- Given instruction -
Lines containing the word "music" should be extracted in full.
● ● ●
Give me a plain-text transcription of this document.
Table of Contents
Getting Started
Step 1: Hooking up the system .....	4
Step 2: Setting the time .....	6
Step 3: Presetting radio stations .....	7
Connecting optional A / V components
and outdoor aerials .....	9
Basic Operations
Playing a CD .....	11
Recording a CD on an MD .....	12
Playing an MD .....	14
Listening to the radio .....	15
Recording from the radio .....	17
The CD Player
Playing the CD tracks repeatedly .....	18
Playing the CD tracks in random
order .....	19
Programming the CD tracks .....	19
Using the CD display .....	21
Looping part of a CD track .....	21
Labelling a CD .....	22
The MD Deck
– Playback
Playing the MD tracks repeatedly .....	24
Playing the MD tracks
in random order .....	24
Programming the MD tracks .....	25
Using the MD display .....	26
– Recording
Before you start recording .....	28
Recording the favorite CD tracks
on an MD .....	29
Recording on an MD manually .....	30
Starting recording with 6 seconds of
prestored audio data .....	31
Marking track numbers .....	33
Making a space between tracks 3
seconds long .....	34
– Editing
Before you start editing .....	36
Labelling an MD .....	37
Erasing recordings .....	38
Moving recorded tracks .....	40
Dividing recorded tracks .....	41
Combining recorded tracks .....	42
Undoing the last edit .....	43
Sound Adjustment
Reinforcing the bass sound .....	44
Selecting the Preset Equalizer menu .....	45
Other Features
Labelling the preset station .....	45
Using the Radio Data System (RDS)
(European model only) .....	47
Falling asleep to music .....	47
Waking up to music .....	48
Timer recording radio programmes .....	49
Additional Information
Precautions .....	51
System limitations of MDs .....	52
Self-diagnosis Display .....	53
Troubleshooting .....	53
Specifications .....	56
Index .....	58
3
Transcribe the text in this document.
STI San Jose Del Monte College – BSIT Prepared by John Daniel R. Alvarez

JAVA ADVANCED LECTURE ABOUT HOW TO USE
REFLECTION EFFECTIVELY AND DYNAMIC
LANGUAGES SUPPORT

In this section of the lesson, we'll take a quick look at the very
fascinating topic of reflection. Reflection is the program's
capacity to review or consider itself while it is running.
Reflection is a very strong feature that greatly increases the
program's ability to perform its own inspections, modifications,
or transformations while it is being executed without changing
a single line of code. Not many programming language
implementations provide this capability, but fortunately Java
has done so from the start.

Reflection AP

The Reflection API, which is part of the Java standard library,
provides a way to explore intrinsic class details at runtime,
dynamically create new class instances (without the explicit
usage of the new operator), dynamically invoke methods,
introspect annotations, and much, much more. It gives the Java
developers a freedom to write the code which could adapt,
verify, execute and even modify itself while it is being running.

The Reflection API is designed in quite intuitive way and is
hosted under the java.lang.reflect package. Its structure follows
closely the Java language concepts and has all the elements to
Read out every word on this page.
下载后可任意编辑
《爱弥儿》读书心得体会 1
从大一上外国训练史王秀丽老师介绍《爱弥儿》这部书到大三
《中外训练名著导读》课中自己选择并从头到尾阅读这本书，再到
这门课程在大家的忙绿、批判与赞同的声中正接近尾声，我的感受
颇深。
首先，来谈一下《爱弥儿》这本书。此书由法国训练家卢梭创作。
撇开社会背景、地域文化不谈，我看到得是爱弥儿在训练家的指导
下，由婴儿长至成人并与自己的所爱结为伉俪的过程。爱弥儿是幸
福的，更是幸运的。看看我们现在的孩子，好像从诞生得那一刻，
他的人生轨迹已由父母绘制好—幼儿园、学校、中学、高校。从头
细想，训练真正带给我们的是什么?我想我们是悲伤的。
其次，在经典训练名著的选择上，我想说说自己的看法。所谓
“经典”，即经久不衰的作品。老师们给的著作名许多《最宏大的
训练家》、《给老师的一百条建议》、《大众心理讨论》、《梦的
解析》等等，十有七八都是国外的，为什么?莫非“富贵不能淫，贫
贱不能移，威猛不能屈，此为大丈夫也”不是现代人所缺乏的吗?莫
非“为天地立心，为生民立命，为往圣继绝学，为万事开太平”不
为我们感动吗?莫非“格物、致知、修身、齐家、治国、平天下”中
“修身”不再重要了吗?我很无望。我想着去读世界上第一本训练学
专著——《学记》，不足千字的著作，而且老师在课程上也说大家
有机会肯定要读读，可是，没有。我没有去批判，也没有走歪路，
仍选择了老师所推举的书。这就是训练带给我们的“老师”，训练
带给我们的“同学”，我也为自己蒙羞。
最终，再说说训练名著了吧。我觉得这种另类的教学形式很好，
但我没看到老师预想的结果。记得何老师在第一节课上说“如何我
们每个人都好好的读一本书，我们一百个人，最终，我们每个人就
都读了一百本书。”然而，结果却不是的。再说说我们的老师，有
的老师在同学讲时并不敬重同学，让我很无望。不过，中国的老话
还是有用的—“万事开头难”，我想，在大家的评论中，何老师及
● ● ●
- Response below -
Falling asleep to music .....	47
Waking up to music .....	48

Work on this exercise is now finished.